___ DATA FOR THIS EXERCISE
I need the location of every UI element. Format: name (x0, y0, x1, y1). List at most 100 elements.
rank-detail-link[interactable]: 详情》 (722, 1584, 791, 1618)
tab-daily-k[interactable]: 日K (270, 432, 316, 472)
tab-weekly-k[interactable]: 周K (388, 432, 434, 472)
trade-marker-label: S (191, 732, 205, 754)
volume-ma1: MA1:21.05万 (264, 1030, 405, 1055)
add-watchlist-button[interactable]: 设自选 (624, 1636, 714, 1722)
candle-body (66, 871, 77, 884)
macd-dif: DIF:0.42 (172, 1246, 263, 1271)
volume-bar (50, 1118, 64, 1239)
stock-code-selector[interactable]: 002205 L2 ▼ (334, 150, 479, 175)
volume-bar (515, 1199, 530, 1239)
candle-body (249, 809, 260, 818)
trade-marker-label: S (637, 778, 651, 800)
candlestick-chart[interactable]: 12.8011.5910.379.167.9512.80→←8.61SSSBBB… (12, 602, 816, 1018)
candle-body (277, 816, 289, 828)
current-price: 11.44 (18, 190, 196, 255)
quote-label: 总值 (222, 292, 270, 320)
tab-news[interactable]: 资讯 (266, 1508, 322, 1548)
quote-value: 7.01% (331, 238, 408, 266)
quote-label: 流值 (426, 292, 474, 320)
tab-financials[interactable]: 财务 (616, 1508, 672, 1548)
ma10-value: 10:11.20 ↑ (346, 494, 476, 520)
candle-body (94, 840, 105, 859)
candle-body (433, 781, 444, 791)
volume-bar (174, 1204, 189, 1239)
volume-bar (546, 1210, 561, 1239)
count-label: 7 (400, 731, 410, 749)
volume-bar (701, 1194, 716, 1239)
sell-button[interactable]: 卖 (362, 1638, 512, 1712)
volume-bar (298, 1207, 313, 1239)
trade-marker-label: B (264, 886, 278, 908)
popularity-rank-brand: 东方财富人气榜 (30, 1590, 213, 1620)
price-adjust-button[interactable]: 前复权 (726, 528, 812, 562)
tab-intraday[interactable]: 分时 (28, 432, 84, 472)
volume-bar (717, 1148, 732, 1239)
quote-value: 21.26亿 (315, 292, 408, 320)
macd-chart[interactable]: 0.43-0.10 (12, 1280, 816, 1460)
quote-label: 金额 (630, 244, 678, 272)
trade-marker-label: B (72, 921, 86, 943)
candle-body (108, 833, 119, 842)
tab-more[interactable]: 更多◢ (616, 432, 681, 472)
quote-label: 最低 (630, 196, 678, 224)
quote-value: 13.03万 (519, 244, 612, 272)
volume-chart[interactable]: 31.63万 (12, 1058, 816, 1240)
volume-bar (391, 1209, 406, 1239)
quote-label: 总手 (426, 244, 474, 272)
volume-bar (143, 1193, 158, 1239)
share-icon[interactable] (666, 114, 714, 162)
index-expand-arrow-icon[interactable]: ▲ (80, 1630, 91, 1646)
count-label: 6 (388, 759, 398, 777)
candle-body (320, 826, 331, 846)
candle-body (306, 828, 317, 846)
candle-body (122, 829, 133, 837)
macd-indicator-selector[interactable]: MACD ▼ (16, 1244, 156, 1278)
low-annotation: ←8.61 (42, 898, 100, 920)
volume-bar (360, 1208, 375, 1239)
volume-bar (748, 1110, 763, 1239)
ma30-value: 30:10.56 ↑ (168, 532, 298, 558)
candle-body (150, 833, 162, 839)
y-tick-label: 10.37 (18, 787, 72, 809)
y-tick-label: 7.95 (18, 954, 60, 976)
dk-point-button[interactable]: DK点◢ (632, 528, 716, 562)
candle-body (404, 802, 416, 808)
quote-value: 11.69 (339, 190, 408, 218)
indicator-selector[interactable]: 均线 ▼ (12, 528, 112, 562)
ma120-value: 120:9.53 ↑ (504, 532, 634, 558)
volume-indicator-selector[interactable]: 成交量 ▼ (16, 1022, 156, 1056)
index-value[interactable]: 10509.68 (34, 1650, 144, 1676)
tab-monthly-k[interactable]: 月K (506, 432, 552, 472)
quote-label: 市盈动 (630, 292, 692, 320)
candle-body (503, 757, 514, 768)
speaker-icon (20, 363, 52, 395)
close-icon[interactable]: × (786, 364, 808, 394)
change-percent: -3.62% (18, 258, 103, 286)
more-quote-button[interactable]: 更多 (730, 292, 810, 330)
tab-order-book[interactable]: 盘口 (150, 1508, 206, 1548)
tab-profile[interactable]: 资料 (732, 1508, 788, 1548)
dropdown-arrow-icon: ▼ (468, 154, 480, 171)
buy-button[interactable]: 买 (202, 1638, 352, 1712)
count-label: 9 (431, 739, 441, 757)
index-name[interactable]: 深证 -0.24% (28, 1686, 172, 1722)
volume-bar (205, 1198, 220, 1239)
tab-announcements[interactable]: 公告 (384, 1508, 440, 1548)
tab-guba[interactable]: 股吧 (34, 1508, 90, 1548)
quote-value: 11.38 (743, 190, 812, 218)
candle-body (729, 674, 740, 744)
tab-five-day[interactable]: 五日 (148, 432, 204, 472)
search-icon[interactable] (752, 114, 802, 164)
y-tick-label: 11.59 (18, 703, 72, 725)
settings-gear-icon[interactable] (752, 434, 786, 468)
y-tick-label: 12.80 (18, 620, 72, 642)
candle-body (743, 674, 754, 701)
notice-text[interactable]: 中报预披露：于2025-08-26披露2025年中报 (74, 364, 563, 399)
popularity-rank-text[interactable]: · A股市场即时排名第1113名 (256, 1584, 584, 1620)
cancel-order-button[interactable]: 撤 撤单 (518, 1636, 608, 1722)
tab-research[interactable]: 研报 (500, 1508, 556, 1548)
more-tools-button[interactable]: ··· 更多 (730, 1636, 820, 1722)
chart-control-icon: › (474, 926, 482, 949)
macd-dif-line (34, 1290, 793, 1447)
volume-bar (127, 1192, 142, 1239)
______
PROBLEM DESCRIPTION = Reproduce every line of the items above word for word.

SOLUTION TO THIS TASK =
I need the location of every UI element. Format: name (x0, y0, x1, y1). List at most 100 elements.
rank-detail-link[interactable]: 详情》 (722, 1584, 791, 1618)
tab-daily-k[interactable]: 日K (270, 432, 316, 472)
tab-weekly-k[interactable]: 周K (388, 432, 434, 472)
trade-marker-label: S (191, 732, 205, 754)
volume-ma1: MA1:21.05万 (264, 1030, 405, 1055)
add-watchlist-button[interactable]: 设自选 (624, 1636, 714, 1722)
candle-body (66, 871, 77, 884)
macd-dif: DIF:0.42 (172, 1246, 263, 1271)
volume-bar (50, 1118, 64, 1239)
stock-code-selector[interactable]: 002205 L2 ▼ (334, 150, 479, 175)
volume-bar (515, 1199, 530, 1239)
candle-body (249, 809, 260, 818)
trade-marker-label: S (637, 778, 651, 800)
candlestick-chart[interactable]: 12.8011.5910.379.167.9512.80→←8.61SSSBBB… (12, 602, 816, 1018)
candle-body (277, 816, 289, 828)
current-price: 11.44 (18, 190, 196, 255)
quote-label: 总值 (222, 292, 270, 320)
tab-news[interactable]: 资讯 (266, 1508, 322, 1548)
quote-value: 7.01% (331, 238, 408, 266)
quote-label: 流值 (426, 292, 474, 320)
tab-financials[interactable]: 财务 (616, 1508, 672, 1548)
ma10-value: 10:11.20 ↑ (346, 494, 476, 520)
candle-body (94, 840, 105, 859)
candle-body (433, 781, 444, 791)
volume-bar (174, 1204, 189, 1239)
volume-bar (546, 1210, 561, 1239)
count-label: 7 (400, 731, 410, 749)
volume-bar (701, 1194, 716, 1239)
sell-button[interactable]: 卖 (362, 1638, 512, 1712)
volume-bar (298, 1207, 313, 1239)
trade-marker-label: B (264, 886, 278, 908)
popularity-rank-brand: 东方财富人气榜 (30, 1590, 213, 1620)
price-adjust-button[interactable]: 前复权 (726, 528, 812, 562)
tab-intraday[interactable]: 分时 (28, 432, 84, 472)
volume-bar (717, 1148, 732, 1239)
quote-value: 21.26亿 (315, 292, 408, 320)
macd-chart[interactable]: 0.43-0.10 (12, 1280, 816, 1460)
quote-label: 金额 (630, 244, 678, 272)
trade-marker-label: B (72, 921, 86, 943)
candle-body (108, 833, 119, 842)
tab-more[interactable]: 更多◢ (616, 432, 681, 472)
quote-label: 最低 (630, 196, 678, 224)
quote-value: 13.03万 (519, 244, 612, 272)
volume-chart[interactable]: 31.63万 (12, 1058, 816, 1240)
volume-bar (391, 1209, 406, 1239)
quote-label: 总手 (426, 244, 474, 272)
volume-bar (143, 1193, 158, 1239)
share-icon[interactable] (666, 114, 714, 162)
index-expand-arrow-icon[interactable]: ▲ (80, 1630, 91, 1646)
count-label: 6 (388, 759, 398, 777)
candle-body (320, 826, 331, 846)
candle-body (306, 828, 317, 846)
candle-body (122, 829, 133, 837)
macd-indicator-selector[interactable]: MACD ▼ (16, 1244, 156, 1278)
low-annotation: ←8.61 (42, 898, 100, 920)
volume-bar (360, 1208, 375, 1239)
volume-bar (748, 1110, 763, 1239)
ma30-value: 30:10.56 ↑ (168, 532, 298, 558)
candle-body (150, 833, 162, 839)
y-tick-label: 10.37 (18, 787, 72, 809)
y-tick-label: 7.95 (18, 954, 60, 976)
dk-point-button[interactable]: DK点◢ (632, 528, 716, 562)
candle-body (404, 802, 416, 808)
quote-value: 11.69 (339, 190, 408, 218)
indicator-selector[interactable]: 均线 ▼ (12, 528, 112, 562)
ma120-value: 120:9.53 ↑ (504, 532, 634, 558)
volume-indicator-selector[interactable]: 成交量 ▼ (16, 1022, 156, 1056)
index-value[interactable]: 10509.68 (34, 1650, 144, 1676)
tab-monthly-k[interactable]: 月K (506, 432, 552, 472)
quote-label: 市盈动 (630, 292, 692, 320)
candle-body (503, 757, 514, 768)
speaker-icon (20, 363, 52, 395)
close-icon[interactable]: × (786, 364, 808, 394)
change-percent: -3.62% (18, 258, 103, 286)
more-quote-button[interactable]: 更多 (730, 292, 810, 330)
tab-order-book[interactable]: 盘口 (150, 1508, 206, 1548)
tab-profile[interactable]: 资料 (732, 1508, 788, 1548)
dropdown-arrow-icon: ▼ (468, 154, 480, 171)
buy-button[interactable]: 买 (202, 1638, 352, 1712)
count-label: 9 (431, 739, 441, 757)
index-name[interactable]: 深证 -0.24% (28, 1686, 172, 1722)
volume-bar (205, 1198, 220, 1239)
tab-announcements[interactable]: 公告 (384, 1508, 440, 1548)
tab-guba[interactable]: 股吧 (34, 1508, 90, 1548)
quote-value: 11.38 (743, 190, 812, 218)
candle-body (729, 674, 740, 744)
tab-five-day[interactable]: 五日 (148, 432, 204, 472)
search-icon[interactable] (752, 114, 802, 164)
y-tick-label: 11.59 (18, 703, 72, 725)
settings-gear-icon[interactable] (752, 434, 786, 468)
y-tick-label: 12.80 (18, 620, 72, 642)
candle-body (743, 674, 754, 701)
notice-text[interactable]: 中报预披露：于2025-08-26披露2025年中报 (74, 364, 563, 399)
popularity-rank-text[interactable]: · A股市场即时排名第1113名 (256, 1584, 584, 1620)
cancel-order-button[interactable]: 撤 撤单 (518, 1636, 608, 1722)
tab-research[interactable]: 研报 (500, 1508, 556, 1548)
more-tools-button[interactable]: ··· 更多 (730, 1636, 820, 1722)
chart-control-icon: › (474, 926, 482, 949)
macd-dif-line (34, 1290, 793, 1447)
volume-bar (127, 1192, 142, 1239)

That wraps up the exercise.